Gather every line holding the string "JSON".

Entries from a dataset
§ §

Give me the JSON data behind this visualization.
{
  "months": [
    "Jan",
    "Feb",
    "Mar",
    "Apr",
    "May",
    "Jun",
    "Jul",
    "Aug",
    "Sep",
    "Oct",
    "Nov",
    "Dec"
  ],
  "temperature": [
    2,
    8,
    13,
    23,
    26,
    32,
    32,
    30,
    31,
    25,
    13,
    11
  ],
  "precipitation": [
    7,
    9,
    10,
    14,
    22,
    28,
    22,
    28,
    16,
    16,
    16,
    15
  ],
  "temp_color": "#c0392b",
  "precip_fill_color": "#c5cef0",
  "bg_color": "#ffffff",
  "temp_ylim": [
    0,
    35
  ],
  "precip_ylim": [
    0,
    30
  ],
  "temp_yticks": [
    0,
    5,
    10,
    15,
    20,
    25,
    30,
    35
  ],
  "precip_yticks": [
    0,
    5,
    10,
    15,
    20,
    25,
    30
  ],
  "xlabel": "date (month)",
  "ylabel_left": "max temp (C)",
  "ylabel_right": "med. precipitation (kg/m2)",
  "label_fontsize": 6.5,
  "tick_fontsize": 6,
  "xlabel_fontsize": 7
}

§ §

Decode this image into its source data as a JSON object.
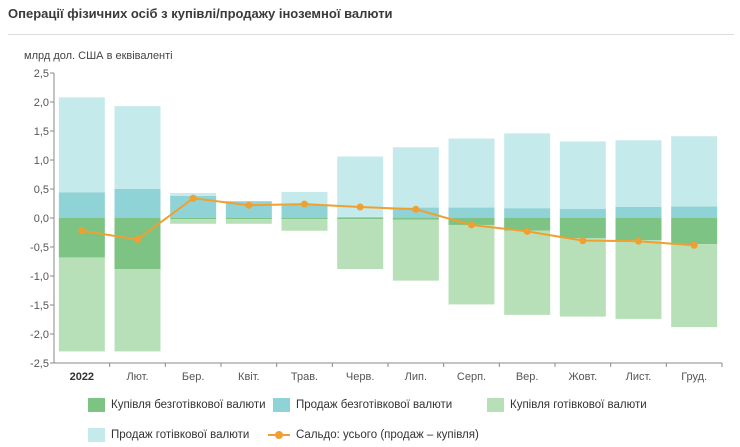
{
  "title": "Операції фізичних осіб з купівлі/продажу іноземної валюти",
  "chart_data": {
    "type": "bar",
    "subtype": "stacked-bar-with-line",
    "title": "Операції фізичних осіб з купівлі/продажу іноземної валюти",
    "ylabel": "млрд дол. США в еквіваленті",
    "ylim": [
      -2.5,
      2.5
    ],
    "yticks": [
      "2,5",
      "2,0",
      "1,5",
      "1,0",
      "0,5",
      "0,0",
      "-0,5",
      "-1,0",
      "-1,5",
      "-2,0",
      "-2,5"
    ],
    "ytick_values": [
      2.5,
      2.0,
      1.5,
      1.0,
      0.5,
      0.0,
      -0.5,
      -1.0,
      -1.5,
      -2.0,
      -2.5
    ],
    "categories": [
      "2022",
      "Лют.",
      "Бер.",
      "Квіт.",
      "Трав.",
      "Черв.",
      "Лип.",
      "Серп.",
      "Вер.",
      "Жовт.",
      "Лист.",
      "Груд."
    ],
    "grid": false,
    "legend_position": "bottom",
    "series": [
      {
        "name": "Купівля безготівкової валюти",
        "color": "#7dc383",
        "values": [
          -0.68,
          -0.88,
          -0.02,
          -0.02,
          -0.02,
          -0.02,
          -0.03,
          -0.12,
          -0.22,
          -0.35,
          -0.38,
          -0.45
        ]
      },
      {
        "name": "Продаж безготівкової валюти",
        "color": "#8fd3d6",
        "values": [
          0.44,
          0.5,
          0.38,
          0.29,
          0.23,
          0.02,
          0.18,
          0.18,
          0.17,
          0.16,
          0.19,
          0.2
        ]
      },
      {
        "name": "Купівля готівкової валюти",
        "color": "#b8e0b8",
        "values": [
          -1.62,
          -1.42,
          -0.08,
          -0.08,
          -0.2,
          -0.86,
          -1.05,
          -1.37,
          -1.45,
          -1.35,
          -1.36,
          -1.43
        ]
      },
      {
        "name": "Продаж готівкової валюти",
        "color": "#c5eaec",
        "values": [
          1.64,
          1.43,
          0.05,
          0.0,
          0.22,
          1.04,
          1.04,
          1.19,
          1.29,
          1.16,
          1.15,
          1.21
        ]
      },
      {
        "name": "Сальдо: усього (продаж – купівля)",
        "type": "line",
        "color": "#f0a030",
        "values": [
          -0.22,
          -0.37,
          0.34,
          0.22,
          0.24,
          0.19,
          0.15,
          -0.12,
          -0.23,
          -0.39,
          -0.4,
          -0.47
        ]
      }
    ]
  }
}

§ §

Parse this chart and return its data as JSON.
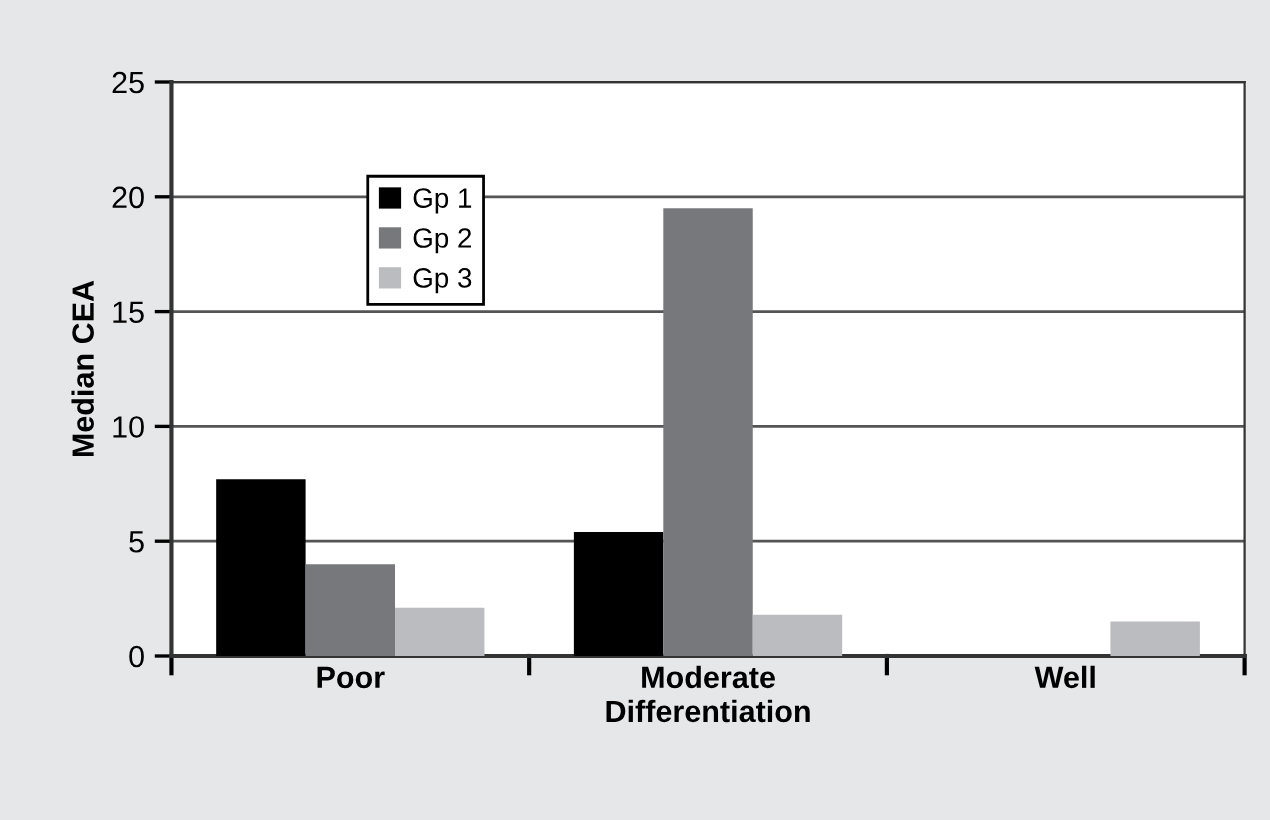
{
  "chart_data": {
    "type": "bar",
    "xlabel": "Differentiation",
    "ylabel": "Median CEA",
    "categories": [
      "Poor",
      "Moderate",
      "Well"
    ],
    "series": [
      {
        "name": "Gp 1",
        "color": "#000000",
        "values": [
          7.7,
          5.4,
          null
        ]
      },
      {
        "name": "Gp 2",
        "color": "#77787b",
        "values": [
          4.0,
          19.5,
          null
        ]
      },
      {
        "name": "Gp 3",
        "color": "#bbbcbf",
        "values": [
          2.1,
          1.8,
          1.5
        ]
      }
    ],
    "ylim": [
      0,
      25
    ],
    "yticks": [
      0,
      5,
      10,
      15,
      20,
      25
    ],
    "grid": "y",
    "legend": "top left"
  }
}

§ §

§ **WRITTEN RESPONSE**
Give me the JSON data behind this visualization.
Decode this image into its source data as a JSON object.
Parse this chart and return its data as JSON.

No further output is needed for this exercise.